WORK TO COMPLETE: Reading down the listing below, count the lines where the word "기준년도" shows up, then give only that count.

INPUT:
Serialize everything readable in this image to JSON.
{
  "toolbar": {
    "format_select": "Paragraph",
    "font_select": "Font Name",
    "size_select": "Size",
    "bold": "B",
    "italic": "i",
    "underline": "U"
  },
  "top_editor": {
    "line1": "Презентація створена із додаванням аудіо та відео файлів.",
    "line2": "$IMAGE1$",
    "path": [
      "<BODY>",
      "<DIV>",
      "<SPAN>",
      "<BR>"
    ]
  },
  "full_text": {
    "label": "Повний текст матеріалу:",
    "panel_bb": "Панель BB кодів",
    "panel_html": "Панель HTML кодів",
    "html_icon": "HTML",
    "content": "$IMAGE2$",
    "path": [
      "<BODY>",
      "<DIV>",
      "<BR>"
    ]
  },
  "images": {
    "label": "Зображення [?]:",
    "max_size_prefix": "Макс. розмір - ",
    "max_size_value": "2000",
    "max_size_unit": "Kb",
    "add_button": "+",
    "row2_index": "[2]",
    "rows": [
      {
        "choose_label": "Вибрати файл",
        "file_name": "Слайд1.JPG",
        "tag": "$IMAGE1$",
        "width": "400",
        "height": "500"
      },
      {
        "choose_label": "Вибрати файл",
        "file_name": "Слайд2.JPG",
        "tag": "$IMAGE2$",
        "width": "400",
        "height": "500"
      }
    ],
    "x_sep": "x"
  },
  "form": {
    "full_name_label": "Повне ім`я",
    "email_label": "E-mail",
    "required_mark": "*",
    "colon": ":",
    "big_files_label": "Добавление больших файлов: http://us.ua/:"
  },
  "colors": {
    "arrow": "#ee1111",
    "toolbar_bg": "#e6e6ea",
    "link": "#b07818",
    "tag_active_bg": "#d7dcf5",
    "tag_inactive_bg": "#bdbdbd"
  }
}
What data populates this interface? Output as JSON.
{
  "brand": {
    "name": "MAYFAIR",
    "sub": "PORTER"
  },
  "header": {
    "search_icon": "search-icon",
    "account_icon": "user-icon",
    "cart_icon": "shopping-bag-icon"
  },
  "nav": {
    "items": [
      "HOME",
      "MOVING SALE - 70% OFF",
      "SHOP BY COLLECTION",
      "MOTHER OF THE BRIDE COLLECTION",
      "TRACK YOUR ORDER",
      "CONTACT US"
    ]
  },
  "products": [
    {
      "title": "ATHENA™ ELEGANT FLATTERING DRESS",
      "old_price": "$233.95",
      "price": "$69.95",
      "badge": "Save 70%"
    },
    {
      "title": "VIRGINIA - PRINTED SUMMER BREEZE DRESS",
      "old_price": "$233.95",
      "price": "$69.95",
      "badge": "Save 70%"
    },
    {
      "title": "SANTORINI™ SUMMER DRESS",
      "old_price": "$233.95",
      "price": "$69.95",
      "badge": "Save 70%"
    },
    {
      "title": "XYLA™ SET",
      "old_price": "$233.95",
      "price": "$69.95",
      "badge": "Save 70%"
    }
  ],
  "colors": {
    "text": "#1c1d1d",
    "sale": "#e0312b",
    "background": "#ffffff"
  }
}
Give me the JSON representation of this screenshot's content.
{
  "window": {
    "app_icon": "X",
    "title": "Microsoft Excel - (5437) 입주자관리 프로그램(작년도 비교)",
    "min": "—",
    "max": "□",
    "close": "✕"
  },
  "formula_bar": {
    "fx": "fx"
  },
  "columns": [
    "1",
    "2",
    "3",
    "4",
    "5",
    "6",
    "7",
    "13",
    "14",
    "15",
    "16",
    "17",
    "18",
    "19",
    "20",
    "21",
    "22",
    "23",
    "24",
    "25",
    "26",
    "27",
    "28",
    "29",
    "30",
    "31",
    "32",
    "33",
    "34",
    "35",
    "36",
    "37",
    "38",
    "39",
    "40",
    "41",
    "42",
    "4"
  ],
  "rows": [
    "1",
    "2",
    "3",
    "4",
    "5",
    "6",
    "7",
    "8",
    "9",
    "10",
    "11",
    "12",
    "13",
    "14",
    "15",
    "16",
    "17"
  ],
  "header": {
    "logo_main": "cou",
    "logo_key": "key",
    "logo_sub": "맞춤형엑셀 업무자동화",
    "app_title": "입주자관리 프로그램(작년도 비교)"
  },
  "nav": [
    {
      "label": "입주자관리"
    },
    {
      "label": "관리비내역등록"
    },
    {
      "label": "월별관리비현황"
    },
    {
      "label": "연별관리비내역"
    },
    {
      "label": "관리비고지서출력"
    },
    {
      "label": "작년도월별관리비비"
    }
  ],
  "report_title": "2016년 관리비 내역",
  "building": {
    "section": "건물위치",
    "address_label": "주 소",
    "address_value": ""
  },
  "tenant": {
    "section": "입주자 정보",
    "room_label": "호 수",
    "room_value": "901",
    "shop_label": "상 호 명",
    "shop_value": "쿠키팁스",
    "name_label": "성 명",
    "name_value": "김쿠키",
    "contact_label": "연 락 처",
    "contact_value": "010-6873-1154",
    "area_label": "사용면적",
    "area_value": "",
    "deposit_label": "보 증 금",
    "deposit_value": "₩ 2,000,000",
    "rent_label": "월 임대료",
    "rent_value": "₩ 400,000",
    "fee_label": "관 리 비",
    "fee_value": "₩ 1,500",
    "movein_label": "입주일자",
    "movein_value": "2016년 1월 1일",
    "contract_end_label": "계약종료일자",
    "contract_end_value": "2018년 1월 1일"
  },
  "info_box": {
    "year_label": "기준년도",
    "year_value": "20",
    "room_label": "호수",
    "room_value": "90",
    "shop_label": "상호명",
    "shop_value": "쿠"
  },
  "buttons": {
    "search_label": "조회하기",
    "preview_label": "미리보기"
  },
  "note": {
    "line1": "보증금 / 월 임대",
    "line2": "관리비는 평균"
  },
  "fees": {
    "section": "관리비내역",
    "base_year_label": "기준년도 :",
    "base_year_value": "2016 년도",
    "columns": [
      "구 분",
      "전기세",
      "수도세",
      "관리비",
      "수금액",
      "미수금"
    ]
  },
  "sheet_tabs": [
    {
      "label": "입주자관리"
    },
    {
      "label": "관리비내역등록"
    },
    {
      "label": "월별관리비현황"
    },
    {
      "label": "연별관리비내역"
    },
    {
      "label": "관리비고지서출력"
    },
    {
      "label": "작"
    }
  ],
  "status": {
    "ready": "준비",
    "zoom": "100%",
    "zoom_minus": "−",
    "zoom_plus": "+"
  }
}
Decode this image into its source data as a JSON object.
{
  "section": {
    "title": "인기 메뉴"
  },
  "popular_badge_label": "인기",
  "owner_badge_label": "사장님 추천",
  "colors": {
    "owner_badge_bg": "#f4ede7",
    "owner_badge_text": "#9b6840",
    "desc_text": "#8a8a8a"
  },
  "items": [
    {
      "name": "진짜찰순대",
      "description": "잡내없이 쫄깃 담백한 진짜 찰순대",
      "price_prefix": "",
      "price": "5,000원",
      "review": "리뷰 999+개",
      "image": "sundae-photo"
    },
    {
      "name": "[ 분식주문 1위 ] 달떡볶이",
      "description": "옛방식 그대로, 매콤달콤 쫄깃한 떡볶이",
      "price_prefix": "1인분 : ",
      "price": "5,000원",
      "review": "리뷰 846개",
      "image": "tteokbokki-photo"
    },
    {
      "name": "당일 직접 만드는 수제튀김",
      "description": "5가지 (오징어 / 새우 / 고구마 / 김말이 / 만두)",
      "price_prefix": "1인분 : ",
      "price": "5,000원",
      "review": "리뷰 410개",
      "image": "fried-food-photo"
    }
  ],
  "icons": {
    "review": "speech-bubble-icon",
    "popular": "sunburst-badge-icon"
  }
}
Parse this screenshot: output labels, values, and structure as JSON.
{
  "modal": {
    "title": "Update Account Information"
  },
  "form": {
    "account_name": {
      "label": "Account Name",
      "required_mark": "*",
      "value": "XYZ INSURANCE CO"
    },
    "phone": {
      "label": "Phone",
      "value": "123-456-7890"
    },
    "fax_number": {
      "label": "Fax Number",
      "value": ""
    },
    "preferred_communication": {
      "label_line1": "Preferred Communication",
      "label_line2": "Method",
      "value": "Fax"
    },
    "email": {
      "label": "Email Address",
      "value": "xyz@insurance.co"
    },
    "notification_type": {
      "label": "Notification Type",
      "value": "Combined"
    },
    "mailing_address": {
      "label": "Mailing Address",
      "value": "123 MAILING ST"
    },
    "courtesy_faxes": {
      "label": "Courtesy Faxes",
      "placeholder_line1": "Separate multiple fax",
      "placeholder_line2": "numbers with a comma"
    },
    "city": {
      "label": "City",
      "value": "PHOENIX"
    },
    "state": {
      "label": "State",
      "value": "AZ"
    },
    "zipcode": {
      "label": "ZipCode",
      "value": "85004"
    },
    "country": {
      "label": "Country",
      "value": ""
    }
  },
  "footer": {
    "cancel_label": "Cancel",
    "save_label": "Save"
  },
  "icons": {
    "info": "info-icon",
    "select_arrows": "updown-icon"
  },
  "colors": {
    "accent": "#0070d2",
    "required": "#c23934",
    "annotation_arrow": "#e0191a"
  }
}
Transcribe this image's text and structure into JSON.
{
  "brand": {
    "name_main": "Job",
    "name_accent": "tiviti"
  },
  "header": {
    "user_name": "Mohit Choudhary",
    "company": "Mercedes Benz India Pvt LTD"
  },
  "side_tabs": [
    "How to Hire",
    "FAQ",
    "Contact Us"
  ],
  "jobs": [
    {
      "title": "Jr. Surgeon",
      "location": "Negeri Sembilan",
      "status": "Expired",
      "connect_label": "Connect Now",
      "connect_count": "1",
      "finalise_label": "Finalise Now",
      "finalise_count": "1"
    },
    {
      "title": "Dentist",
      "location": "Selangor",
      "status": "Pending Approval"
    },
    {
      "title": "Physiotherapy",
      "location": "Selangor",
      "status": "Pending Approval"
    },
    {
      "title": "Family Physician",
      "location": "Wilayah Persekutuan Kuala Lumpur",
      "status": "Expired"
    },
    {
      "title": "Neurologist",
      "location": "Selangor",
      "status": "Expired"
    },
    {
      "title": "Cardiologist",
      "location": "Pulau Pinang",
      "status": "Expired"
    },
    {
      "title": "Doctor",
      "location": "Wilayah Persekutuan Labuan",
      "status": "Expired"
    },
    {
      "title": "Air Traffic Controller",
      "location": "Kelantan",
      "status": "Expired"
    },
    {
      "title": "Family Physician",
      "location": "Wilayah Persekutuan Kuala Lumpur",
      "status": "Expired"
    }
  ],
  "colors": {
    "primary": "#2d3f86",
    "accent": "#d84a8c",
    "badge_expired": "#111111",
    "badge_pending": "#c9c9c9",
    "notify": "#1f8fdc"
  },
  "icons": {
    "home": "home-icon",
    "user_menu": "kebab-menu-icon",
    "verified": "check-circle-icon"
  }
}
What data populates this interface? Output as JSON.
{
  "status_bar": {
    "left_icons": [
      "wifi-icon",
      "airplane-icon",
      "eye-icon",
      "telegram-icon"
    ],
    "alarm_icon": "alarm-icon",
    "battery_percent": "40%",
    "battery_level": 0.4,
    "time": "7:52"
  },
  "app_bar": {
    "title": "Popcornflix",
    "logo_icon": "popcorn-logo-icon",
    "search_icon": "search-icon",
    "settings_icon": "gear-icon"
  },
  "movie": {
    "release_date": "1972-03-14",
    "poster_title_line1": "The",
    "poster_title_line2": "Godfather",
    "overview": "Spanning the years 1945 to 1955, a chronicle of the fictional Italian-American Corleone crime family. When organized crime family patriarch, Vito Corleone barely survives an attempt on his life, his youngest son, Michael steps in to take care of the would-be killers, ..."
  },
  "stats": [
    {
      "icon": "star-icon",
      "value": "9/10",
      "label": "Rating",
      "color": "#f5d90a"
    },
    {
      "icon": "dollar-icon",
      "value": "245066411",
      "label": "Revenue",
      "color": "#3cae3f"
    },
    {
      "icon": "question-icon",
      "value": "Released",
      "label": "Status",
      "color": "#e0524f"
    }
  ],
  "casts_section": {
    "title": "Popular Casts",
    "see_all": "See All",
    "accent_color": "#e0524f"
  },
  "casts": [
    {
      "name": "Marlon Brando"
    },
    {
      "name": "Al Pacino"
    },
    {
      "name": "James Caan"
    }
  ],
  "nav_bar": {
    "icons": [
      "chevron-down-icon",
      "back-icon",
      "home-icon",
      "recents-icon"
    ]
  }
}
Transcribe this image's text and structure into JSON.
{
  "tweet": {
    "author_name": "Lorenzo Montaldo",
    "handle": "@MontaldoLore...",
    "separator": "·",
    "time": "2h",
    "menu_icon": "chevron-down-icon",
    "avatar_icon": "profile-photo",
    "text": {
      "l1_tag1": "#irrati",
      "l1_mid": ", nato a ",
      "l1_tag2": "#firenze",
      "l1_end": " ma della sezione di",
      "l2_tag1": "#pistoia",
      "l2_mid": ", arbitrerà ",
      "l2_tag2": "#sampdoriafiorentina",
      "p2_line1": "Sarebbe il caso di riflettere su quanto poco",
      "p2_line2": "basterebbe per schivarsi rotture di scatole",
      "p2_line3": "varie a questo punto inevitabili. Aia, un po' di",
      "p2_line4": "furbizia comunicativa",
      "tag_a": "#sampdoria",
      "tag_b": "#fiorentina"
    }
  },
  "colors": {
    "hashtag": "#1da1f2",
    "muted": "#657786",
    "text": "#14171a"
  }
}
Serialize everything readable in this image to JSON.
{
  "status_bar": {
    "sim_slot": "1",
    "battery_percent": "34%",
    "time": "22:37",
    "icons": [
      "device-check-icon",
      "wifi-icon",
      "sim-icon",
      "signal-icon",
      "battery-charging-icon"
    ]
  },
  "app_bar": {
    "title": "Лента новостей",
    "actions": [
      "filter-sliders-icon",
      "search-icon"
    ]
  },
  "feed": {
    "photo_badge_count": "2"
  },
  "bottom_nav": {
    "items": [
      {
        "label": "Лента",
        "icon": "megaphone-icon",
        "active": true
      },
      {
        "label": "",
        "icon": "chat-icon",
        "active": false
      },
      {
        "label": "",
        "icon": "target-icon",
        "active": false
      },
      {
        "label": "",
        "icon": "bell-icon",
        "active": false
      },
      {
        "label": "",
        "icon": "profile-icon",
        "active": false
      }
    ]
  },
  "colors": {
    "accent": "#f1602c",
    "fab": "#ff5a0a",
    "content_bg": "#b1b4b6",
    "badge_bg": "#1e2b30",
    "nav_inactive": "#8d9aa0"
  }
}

ANSWER IN FULL: 2